- [RECORD LIST]

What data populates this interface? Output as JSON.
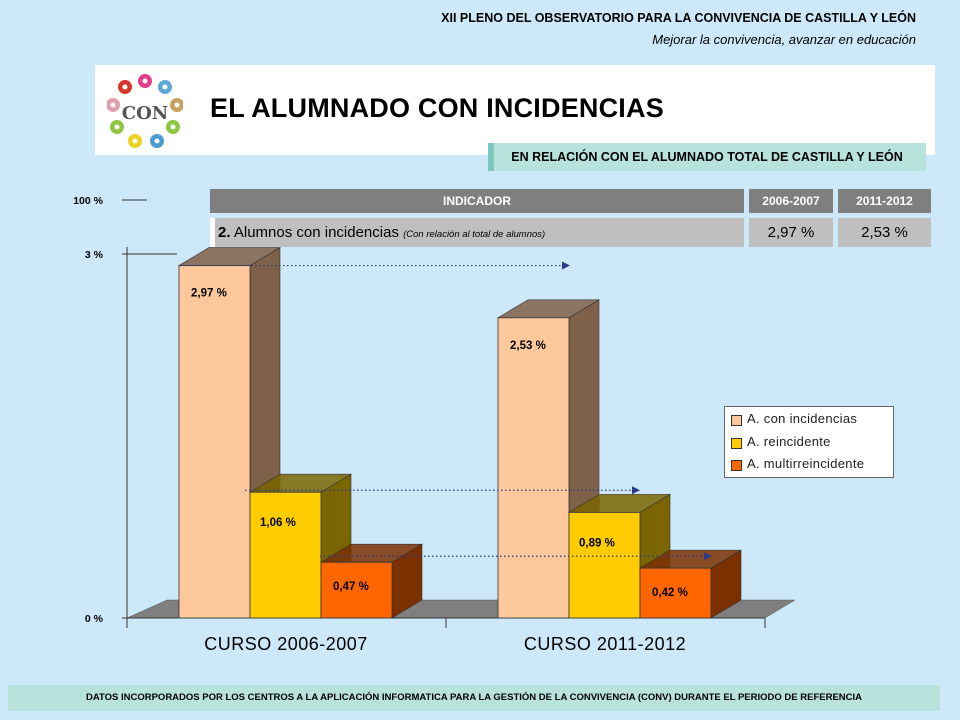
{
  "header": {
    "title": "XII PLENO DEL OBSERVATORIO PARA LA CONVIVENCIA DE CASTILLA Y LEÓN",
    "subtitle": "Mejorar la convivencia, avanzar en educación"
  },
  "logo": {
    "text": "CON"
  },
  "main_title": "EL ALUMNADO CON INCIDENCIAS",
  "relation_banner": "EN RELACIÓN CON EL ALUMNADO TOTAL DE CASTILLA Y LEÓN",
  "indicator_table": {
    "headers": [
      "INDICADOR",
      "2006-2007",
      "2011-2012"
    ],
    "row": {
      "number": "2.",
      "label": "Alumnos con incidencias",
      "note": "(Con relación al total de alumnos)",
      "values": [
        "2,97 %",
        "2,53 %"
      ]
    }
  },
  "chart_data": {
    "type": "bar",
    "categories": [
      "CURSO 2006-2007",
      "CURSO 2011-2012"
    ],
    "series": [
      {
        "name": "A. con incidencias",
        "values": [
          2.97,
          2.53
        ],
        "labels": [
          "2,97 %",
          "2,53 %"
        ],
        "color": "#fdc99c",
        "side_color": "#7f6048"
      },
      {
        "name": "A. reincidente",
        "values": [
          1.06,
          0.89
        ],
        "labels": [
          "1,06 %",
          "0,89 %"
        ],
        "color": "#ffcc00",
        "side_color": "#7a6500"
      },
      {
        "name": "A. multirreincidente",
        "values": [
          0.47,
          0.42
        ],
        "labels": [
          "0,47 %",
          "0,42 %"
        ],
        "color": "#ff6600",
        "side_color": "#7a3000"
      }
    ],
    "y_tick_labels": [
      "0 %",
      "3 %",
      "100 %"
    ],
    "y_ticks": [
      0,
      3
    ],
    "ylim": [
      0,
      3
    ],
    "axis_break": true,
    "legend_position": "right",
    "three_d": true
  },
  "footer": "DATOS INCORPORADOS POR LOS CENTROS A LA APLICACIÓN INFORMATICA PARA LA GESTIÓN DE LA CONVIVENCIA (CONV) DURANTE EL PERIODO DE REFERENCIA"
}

* * *

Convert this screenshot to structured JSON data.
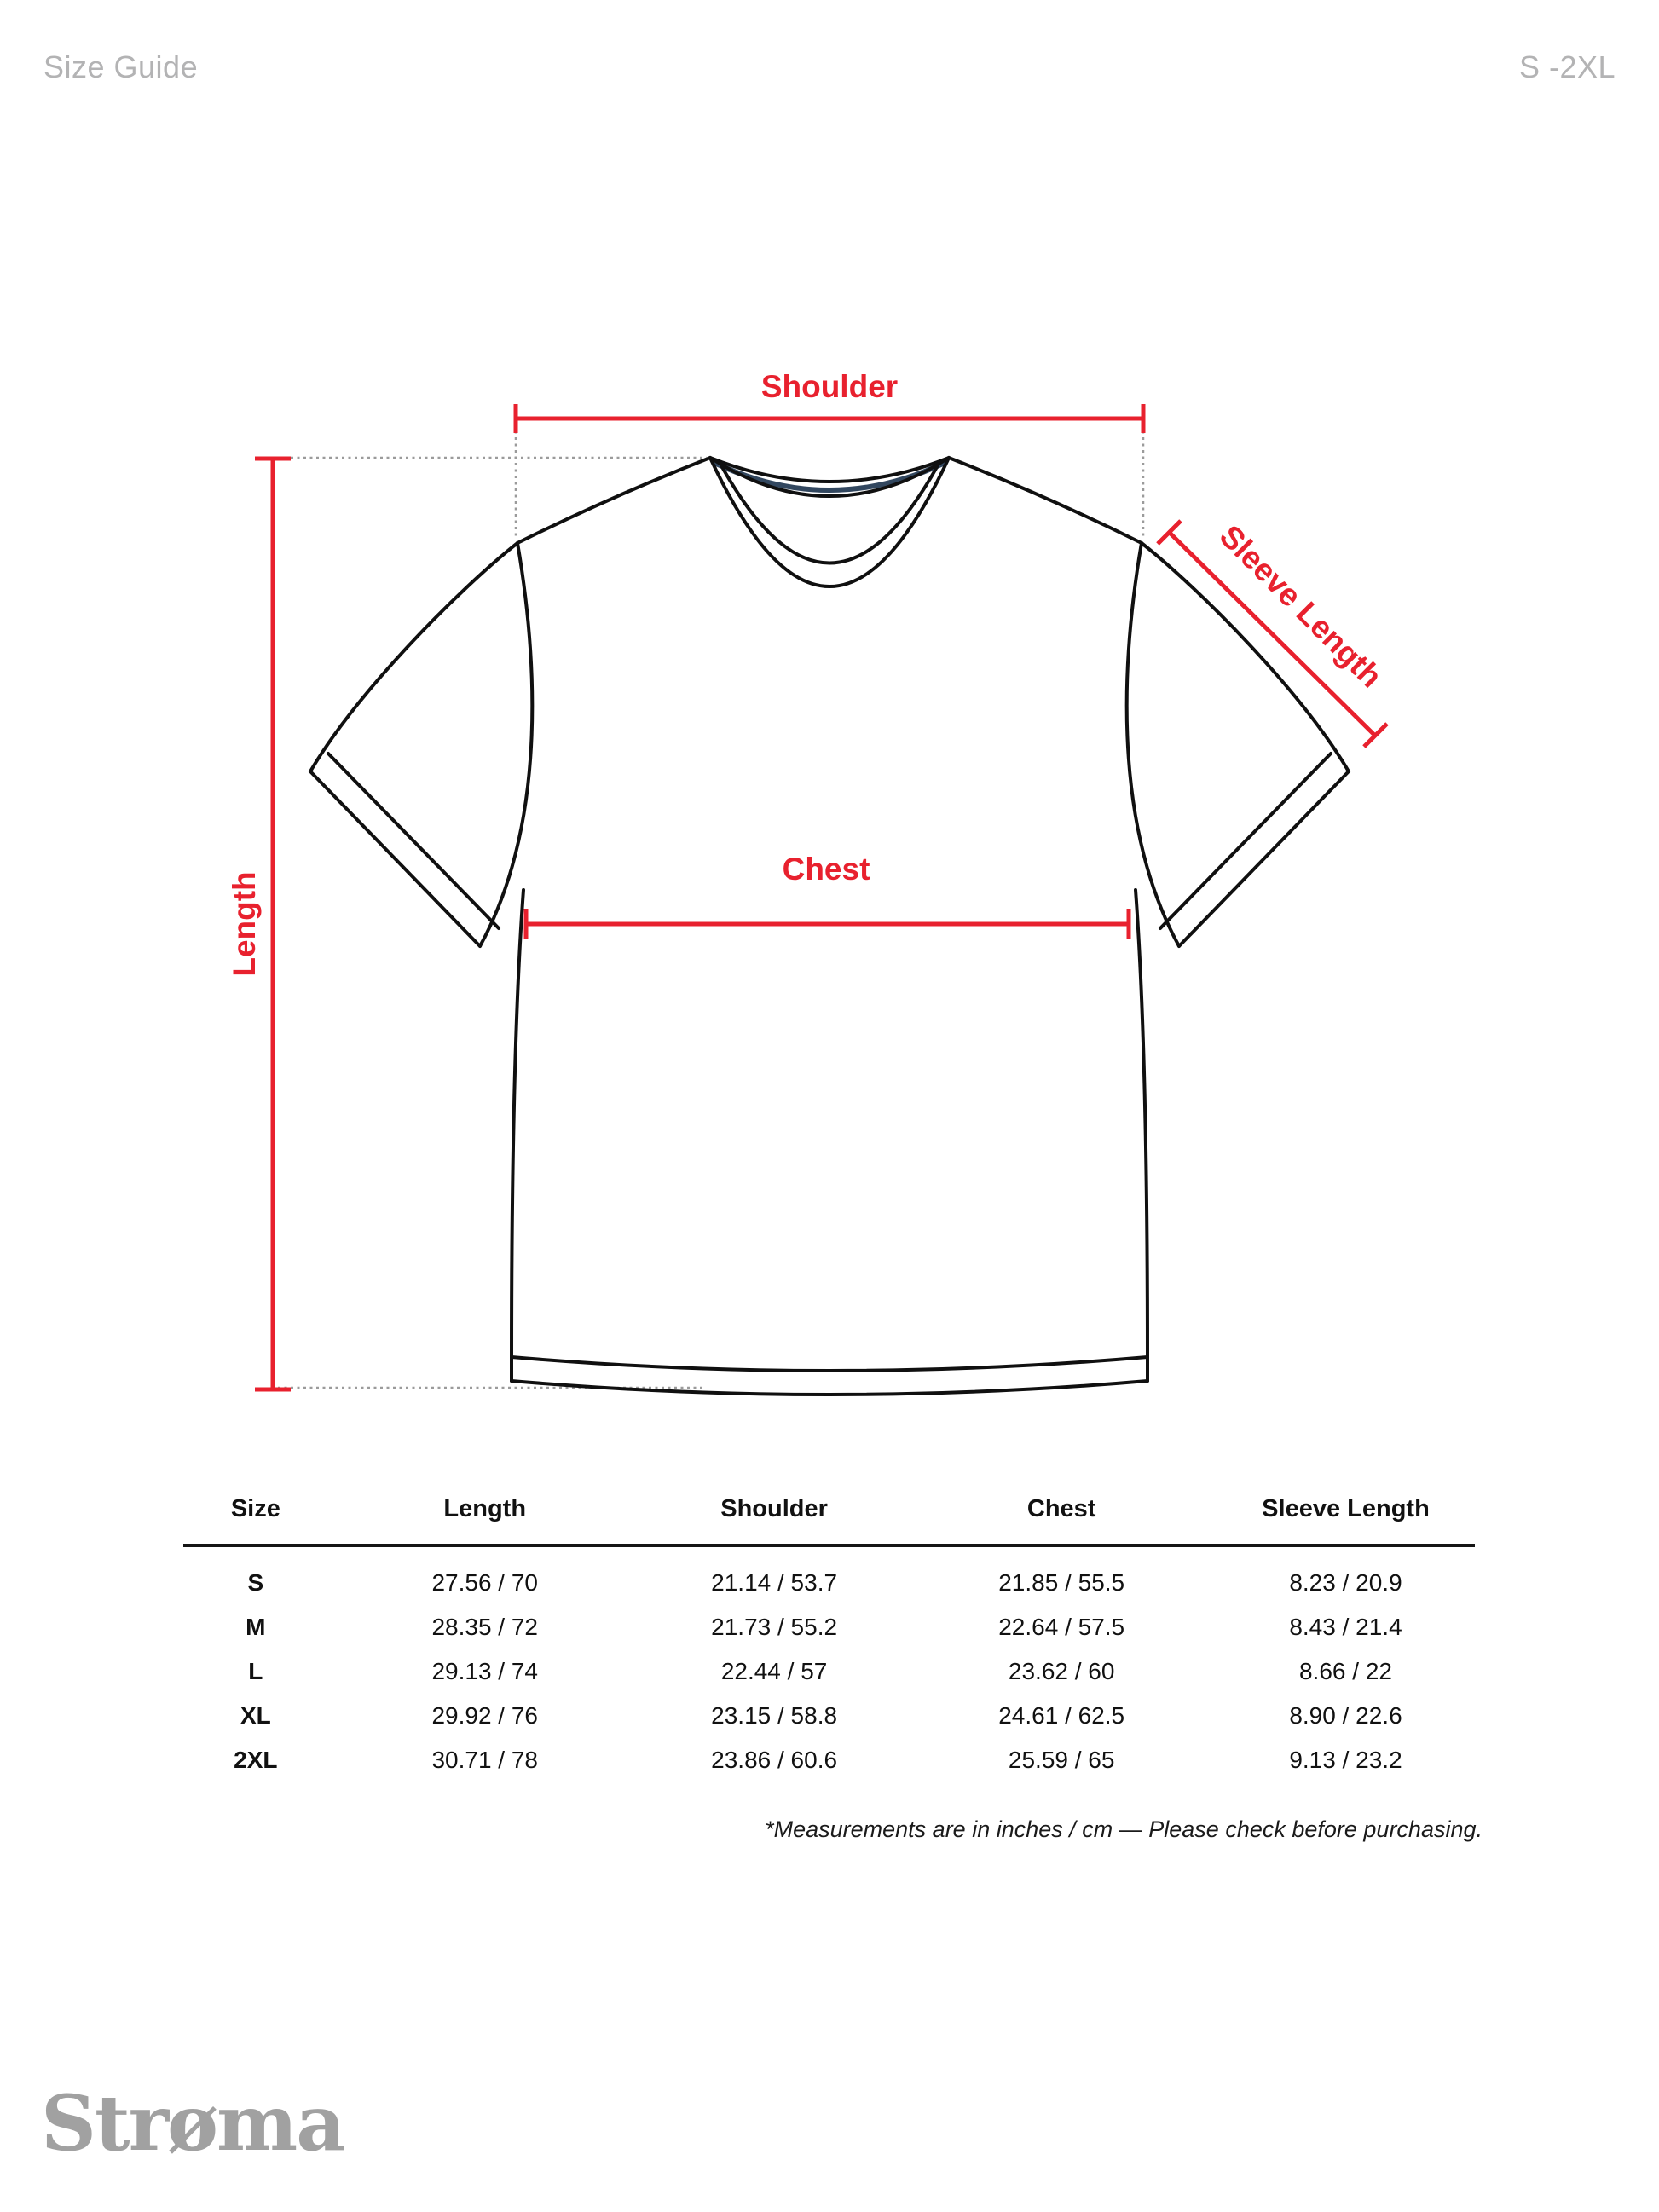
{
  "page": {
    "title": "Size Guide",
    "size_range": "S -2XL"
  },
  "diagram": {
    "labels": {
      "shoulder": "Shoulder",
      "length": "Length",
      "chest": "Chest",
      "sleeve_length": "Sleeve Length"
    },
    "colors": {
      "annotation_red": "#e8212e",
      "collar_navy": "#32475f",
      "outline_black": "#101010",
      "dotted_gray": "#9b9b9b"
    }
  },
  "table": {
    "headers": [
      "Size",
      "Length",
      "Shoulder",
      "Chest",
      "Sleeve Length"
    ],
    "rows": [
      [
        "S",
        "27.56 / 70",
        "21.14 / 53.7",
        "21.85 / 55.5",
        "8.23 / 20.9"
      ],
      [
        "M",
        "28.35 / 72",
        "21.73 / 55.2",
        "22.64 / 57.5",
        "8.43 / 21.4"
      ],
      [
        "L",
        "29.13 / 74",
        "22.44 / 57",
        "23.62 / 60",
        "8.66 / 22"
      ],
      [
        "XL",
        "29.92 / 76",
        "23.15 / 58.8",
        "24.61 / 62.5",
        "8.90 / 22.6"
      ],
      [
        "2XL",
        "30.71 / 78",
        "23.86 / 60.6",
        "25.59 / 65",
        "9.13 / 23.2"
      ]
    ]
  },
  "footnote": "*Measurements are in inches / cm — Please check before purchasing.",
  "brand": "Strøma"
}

- [INSTRUCTIONS TO FOLLOW]
Where a line above contains the word "PARA", copy that line.

- [RESULT FOR THIS TASK]
    "title": "XII PLENO DEL OBSERVATORIO PARA LA CONVIVENCIA DE CASTILLA Y LEÓN",
  "footer": "DATOS INCORPORADOS POR LOS CENTROS A LA APLICACIÓN INFORMATICA PARA LA GESTIÓN DE LA CONVIVENCIA (CONV) DURANTE EL PERIODO DE REFERENCIA"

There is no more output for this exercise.